Document text records
◆ ◆ ◆ ◆ ◆ ◆ ◆

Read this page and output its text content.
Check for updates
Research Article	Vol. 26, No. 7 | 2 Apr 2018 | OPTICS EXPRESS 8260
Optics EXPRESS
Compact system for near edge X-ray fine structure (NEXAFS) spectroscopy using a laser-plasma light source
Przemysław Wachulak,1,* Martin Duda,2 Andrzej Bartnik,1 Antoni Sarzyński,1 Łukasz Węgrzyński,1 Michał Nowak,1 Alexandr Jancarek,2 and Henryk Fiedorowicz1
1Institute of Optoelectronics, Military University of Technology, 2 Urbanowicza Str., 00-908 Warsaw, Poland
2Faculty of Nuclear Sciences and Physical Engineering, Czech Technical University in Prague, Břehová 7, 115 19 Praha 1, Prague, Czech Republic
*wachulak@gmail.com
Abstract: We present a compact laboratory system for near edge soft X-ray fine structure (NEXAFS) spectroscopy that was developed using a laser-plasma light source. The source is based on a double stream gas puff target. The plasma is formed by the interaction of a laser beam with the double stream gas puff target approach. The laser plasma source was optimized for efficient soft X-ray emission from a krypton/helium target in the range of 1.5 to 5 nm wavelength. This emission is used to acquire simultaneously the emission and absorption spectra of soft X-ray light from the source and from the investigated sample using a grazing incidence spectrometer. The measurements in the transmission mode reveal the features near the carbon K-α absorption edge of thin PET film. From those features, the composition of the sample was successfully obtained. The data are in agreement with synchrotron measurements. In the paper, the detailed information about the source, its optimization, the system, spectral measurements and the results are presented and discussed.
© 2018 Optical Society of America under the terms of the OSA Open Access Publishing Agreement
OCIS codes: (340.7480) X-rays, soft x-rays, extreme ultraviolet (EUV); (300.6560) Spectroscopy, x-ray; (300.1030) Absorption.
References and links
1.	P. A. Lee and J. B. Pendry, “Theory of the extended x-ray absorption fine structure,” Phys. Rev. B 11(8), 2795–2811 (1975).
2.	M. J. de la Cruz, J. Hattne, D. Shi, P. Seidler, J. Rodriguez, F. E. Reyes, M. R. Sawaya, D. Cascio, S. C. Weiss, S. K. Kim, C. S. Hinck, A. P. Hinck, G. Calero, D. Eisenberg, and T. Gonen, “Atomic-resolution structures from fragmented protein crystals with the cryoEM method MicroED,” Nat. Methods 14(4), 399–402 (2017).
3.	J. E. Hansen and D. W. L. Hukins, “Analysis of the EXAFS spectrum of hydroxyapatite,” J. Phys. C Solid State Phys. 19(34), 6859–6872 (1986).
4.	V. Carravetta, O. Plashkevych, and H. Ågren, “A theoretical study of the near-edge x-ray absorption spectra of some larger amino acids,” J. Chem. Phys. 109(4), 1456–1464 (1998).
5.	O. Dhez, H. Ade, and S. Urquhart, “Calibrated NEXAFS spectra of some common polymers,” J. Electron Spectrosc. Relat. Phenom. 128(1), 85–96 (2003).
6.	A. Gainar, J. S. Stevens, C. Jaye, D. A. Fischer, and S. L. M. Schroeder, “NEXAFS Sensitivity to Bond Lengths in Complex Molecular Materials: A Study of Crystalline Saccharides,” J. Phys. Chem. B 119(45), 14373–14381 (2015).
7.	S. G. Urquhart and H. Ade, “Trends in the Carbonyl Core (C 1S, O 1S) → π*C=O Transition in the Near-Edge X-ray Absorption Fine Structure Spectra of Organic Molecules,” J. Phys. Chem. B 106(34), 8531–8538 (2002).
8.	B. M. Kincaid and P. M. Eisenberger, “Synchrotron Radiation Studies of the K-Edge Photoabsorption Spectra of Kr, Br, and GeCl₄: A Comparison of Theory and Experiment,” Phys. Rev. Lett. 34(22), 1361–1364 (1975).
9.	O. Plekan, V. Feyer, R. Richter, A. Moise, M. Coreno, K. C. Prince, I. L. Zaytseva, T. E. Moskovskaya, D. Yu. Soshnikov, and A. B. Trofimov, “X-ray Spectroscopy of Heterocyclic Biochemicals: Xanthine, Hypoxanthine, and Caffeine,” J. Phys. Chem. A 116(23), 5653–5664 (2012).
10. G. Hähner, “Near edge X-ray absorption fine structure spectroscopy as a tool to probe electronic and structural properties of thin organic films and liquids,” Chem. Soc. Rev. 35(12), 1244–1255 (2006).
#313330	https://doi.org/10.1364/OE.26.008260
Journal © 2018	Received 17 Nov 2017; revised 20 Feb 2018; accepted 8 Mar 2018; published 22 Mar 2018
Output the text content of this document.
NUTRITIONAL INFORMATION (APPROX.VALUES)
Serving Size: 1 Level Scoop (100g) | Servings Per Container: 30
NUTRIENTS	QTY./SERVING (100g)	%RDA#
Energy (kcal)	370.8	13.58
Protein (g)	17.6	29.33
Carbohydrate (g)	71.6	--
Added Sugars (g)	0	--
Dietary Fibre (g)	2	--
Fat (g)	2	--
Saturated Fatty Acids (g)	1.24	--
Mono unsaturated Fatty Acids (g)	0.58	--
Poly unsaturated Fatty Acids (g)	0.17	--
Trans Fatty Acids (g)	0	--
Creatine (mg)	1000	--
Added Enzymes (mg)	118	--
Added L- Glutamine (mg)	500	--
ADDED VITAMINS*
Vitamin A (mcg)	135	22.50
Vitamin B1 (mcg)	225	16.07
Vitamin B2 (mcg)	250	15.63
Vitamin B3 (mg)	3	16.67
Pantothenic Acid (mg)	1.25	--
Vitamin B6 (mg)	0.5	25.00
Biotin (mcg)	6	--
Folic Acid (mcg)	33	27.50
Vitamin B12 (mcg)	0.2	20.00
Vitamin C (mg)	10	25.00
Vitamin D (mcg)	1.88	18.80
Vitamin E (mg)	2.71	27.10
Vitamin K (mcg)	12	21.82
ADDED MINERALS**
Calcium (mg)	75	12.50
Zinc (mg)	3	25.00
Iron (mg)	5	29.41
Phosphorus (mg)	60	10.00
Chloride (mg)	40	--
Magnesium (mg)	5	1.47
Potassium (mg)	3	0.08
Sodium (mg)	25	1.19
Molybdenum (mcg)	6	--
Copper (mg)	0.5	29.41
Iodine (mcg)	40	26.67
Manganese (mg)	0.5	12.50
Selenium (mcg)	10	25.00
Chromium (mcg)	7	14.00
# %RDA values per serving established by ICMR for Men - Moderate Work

◆ ◆ ◆ ◆ ◆ ◆ ◆

### Action item
Please give the full set of data again exactly.

### Reply
Read this page and output its text content.
Check for updates
Research Article	Vol. 26, No. 7 | 2 Apr 2018 | OPTICS EXPRESS 8260
Optics EXPRESS
Compact system for near edge X-ray fine structure (NEXAFS) spectroscopy using a laser-plasma light source
Przemysław Wachulak,1,* Martin Duda,2 Andrzej Bartnik,1 Antoni Sarzyński,1 Łukasz Węgrzyński,1 Michał Nowak,1 Alexandr Jancarek,2 and Henryk Fiedorowicz1
1Institute of Optoelectronics, Military University of Technology, 2 Urbanowicza Str., 00-908 Warsaw, Poland
2Faculty of Nuclear Sciences and Physical Engineering, Czech Technical University in Prague, Břehová 7, 115 19 Praha 1, Prague, Czech Republic
*wachulak@gmail.com
Abstract: We present a compact laboratory system for near edge soft X-ray fine structure (NEXAFS) spectroscopy that was developed using a laser-plasma light source. The source is based on a double stream gas puff target. The plasma is formed by the interaction of a laser beam with the double stream gas puff target approach. The laser plasma source was optimized for efficient soft X-ray emission from a krypton/helium target in the range of 1.5 to 5 nm wavelength. This emission is used to acquire simultaneously the emission and absorption spectra of soft X-ray light from the source and from the investigated sample using a grazing incidence spectrometer. The measurements in the transmission mode reveal the features near the carbon K-α absorption edge of thin PET film. From those features, the composition of the sample was successfully obtained. The data are in agreement with synchrotron measurements. In the paper, the detailed information about the source, its optimization, the system, spectral measurements and the results are presented and discussed.
© 2018 Optical Society of America under the terms of the OSA Open Access Publishing Agreement
OCIS codes: (340.7480) X-rays, soft x-rays, extreme ultraviolet (EUV); (300.6560) Spectroscopy, x-ray; (300.1030) Absorption.
References and links
1.	P. A. Lee and J. B. Pendry, “Theory of the extended x-ray absorption fine structure,” Phys. Rev. B 11(8), 2795–2811 (1975).
2.	M. J. de la Cruz, J. Hattne, D. Shi, P. Seidler, J. Rodriguez, F. E. Reyes, M. R. Sawaya, D. Cascio, S. C. Weiss, S. K. Kim, C. S. Hinck, A. P. Hinck, G. Calero, D. Eisenberg, and T. Gonen, “Atomic-resolution structures from fragmented protein crystals with the cryoEM method MicroED,” Nat. Methods 14(4), 399–402 (2017).
3.	J. E. Hansen and D. W. L. Hukins, “Analysis of the EXAFS spectrum of hydroxyapatite,” J. Phys. C Solid State Phys. 19(34), 6859–6872 (1986).
4.	V. Carravetta, O. Plashkevych, and H. Ågren, “A theoretical study of the near-edge x-ray absorption spectra of some larger amino acids,” J. Chem. Phys. 109(4), 1456–1464 (1998).
5.	O. Dhez, H. Ade, and S. Urquhart, “Calibrated NEXAFS spectra of some common polymers,” J. Electron Spectrosc. Relat. Phenom. 128(1), 85–96 (2003).
6.	A. Gainar, J. S. Stevens, C. Jaye, D. A. Fischer, and S. L. M. Schroeder, “NEXAFS Sensitivity to Bond Lengths in Complex Molecular Materials: A Study of Crystalline Saccharides,” J. Phys. Chem. B 119(45), 14373–14381 (2015).
7.	S. G. Urquhart and H. Ade, “Trends in the Carbonyl Core (C 1S, O 1S) → π*C=O Transition in the Near-Edge X-ray Absorption Fine Structure Spectra of Organic Molecules,” J. Phys. Chem. B 106(34), 8531–8538 (2002).
8.	B. M. Kincaid and P. M. Eisenberger, “Synchrotron Radiation Studies of the K-Edge Photoabsorption Spectra of Kr, Br, and GeCl₄: A Comparison of Theory and Experiment,” Phys. Rev. Lett. 34(22), 1361–1364 (1975).
9.	O. Plekan, V. Feyer, R. Richter, A. Moise, M. Coreno, K. C. Prince, I. L. Zaytseva, T. E. Moskovskaya, D. Yu. Soshnikov, and A. B. Trofimov, “X-ray Spectroscopy of Heterocyclic Biochemicals: Xanthine, Hypoxanthine, and Caffeine,” J. Phys. Chem. A 116(23), 5653–5664 (2012).
10. G. Hähner, “Near edge X-ray absorption fine structure spectroscopy as a tool to probe electronic and structural properties of thin organic films and liquids,” Chem. Soc. Rev. 35(12), 1244–1255 (2006).
#313330	https://doi.org/10.1364/OE.26.008260
Journal © 2018	Received 17 Nov 2017; revised 20 Feb 2018; accepted 8 Mar 2018; published 22 Mar 2018
Output the text content of this document.
NUTRITIONAL INFORMATION (APPROX.VALUES)
Serving Size: 1 Level Scoop (100g) | Servings Per Container: 30
NUTRIENTS	QTY./SERVING (100g)	%RDA#
Energy (kcal)	370.8	13.58
Protein (g)	17.6	29.33
Carbohydrate (g)	71.6	--
Added Sugars (g)	0	--
Dietary Fibre (g)	2	--
Fat (g)	2	--
Saturated Fatty Acids (g)	1.24	--
Mono unsaturated Fatty Acids (g)	0.58	--
Poly unsaturated Fatty Acids (g)	0.17	--
Trans Fatty Acids (g)	0	--
Creatine (mg)	1000	--
Added Enzymes (mg)	118	--
Added L- Glutamine (mg)	500	--
ADDED VITAMINS*
Vitamin A (mcg)	135	22.50
Vitamin B1 (mcg)	225	16.07
Vitamin B2 (mcg)	250	15.63
Vitamin B3 (mg)	3	16.67
Pantothenic Acid (mg)	1.25	--
Vitamin B6 (mg)	0.5	25.00
Biotin (mcg)	6	--
Folic Acid (mcg)	33	27.50
Vitamin B12 (mcg)	0.2	20.00
Vitamin C (mg)	10	25.00
Vitamin D (mcg)	1.88	18.80
Vitamin E (mg)	2.71	27.10
Vitamin K (mcg)	12	21.82
ADDED MINERALS**
Calcium (mg)	75	12.50
Zinc (mg)	3	25.00
Iron (mg)	5	29.41
Phosphorus (mg)	60	10.00
Chloride (mg)	40	--
Magnesium (mg)	5	1.47
Potassium (mg)	3	0.08
Sodium (mg)	25	1.19
Molybdenum (mcg)	6	--
Copper (mg)	0.5	29.41
Iodine (mcg)	40	26.67
Manganese (mg)	0.5	12.50
Selenium (mcg)	10	25.00
Chromium (mcg)	7	14.00
# %RDA values per serving established by ICMR for Men - Moderate Work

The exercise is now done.